◆ **Record extracts**
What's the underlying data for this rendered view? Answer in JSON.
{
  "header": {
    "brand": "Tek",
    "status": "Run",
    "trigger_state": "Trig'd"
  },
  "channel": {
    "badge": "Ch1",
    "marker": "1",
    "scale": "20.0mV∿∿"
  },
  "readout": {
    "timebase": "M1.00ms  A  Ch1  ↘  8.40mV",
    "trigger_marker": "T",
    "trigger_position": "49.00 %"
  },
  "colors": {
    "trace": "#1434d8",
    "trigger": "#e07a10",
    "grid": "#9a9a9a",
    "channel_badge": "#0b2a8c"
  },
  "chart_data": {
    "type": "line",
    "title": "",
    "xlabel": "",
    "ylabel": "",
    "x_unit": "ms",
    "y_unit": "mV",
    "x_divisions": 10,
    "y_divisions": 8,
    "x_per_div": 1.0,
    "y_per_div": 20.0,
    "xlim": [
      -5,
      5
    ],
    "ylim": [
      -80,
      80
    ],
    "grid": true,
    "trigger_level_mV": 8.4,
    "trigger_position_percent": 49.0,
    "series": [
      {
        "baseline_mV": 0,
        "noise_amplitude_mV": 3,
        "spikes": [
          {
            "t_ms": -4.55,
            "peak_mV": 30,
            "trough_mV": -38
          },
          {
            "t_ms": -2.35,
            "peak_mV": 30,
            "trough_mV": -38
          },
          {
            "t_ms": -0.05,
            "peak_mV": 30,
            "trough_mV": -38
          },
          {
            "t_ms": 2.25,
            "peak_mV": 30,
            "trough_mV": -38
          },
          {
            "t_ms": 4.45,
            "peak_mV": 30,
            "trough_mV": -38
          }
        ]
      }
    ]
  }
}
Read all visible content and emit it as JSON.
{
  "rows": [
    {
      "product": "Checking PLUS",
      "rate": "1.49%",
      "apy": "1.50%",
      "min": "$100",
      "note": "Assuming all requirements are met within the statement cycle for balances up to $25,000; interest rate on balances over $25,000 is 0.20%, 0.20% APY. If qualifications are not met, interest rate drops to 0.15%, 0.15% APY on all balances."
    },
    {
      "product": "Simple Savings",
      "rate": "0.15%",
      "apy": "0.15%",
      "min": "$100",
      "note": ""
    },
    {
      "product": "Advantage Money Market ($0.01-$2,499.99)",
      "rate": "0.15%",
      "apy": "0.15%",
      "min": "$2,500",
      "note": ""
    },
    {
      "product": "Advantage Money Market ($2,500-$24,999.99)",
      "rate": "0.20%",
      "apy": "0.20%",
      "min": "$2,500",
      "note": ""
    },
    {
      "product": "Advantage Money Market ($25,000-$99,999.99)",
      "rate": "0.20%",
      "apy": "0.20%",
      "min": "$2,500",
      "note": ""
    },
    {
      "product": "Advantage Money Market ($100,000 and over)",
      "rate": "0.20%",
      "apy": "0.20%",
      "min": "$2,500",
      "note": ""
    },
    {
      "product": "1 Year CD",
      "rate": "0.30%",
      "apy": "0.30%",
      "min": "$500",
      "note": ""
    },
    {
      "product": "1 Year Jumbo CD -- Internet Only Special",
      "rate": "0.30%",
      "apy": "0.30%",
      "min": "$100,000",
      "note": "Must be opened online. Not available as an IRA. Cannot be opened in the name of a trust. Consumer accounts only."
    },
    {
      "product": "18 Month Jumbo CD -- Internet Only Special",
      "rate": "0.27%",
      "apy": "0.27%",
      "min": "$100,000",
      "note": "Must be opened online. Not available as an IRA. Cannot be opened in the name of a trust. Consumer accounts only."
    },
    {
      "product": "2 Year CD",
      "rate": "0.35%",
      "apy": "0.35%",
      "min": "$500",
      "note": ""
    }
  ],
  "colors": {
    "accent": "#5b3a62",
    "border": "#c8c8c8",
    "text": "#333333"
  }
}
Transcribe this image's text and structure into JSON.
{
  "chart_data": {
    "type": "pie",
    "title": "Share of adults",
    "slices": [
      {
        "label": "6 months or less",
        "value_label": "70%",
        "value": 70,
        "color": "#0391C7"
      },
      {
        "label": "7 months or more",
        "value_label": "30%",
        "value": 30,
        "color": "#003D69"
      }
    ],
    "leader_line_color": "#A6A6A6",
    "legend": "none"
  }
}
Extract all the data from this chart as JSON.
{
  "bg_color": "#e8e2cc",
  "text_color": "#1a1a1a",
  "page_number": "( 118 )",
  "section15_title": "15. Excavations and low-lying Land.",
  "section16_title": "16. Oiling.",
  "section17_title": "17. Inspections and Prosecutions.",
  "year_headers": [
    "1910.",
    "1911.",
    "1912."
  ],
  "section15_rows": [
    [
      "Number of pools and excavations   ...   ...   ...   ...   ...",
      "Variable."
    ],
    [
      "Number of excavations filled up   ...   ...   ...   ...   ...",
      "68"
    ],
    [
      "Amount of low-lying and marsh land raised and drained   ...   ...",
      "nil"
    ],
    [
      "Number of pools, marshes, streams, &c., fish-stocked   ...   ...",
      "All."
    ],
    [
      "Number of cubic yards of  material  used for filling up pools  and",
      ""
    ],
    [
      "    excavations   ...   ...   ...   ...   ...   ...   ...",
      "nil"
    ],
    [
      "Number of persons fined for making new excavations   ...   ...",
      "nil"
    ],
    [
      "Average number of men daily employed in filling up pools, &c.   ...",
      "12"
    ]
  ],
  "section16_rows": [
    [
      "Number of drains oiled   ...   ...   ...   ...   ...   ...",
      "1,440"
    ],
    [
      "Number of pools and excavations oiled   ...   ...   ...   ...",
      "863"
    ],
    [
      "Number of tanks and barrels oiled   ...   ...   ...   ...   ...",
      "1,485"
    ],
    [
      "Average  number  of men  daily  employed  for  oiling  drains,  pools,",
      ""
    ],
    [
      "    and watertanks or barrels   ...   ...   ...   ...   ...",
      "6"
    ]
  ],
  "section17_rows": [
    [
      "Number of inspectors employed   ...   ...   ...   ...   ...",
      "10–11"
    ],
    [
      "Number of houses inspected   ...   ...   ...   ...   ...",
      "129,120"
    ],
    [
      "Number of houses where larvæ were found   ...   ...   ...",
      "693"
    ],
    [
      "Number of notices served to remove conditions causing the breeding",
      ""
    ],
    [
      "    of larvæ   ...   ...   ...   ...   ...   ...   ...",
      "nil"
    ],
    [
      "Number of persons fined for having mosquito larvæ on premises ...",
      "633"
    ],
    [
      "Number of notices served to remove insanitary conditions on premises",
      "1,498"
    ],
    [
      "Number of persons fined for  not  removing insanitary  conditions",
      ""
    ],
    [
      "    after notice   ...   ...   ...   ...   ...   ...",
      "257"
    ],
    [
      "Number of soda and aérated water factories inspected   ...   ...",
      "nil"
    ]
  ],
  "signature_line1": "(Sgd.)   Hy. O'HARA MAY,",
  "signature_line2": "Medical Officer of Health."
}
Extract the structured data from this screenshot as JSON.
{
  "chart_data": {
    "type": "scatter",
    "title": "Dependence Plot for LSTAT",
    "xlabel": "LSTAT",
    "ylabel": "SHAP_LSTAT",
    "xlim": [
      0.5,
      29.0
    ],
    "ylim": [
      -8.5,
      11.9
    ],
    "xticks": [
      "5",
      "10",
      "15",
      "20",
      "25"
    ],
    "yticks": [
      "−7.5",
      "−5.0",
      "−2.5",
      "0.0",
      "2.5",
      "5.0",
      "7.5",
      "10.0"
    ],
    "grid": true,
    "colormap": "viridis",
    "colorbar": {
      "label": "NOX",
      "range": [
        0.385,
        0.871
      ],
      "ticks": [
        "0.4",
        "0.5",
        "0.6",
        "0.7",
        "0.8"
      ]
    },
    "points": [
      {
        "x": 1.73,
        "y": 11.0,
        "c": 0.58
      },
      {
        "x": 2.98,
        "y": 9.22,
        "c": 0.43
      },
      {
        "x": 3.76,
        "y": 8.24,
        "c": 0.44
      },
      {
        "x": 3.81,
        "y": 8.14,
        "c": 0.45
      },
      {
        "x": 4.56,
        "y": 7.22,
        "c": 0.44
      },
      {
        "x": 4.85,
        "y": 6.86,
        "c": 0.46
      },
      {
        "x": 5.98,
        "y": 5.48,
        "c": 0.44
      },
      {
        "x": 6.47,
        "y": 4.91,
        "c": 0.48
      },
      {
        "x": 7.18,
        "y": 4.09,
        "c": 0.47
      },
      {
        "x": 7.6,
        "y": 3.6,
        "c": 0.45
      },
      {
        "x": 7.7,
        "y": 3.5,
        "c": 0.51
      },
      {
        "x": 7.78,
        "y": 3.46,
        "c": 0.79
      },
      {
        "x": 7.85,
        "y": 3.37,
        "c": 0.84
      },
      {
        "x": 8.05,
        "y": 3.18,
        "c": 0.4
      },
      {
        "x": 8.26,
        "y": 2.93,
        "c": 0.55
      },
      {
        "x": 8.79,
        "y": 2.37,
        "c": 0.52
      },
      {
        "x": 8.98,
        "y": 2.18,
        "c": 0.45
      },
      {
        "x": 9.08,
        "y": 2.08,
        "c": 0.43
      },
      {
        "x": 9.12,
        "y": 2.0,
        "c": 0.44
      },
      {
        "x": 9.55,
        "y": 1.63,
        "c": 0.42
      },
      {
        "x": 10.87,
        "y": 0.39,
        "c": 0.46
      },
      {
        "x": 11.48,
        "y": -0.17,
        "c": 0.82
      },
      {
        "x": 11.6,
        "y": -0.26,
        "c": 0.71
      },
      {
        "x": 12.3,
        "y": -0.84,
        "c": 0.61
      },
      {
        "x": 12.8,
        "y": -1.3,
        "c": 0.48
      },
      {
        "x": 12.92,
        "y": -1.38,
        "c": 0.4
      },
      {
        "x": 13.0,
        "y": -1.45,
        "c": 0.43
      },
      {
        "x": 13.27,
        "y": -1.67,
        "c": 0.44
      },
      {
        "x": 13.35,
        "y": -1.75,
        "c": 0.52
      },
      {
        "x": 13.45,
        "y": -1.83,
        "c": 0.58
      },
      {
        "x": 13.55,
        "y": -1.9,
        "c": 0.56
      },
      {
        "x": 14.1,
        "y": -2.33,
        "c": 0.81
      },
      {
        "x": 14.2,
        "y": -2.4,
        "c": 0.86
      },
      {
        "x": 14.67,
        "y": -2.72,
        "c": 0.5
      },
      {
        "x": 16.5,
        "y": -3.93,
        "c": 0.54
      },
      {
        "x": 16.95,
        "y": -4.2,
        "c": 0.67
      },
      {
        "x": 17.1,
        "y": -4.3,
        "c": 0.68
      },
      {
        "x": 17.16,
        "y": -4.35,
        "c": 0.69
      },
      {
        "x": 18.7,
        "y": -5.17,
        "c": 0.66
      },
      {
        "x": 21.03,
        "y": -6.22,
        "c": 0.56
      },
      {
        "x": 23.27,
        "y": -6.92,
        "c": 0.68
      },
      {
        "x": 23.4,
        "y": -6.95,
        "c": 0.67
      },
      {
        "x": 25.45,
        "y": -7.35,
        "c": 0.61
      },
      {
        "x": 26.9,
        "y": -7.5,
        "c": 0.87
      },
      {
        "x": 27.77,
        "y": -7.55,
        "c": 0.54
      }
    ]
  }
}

◆ **Your task**
Identify and copy lines that hold the string "JSON".

◆ **Solution to this task**
What's the underlying data for this rendered view? Answer in JSON.
Read all visible content and emit it as JSON.
Transcribe this image's text and structure into JSON.
Extract all the data from this chart as JSON.
Extract the structured data from this screenshot as JSON.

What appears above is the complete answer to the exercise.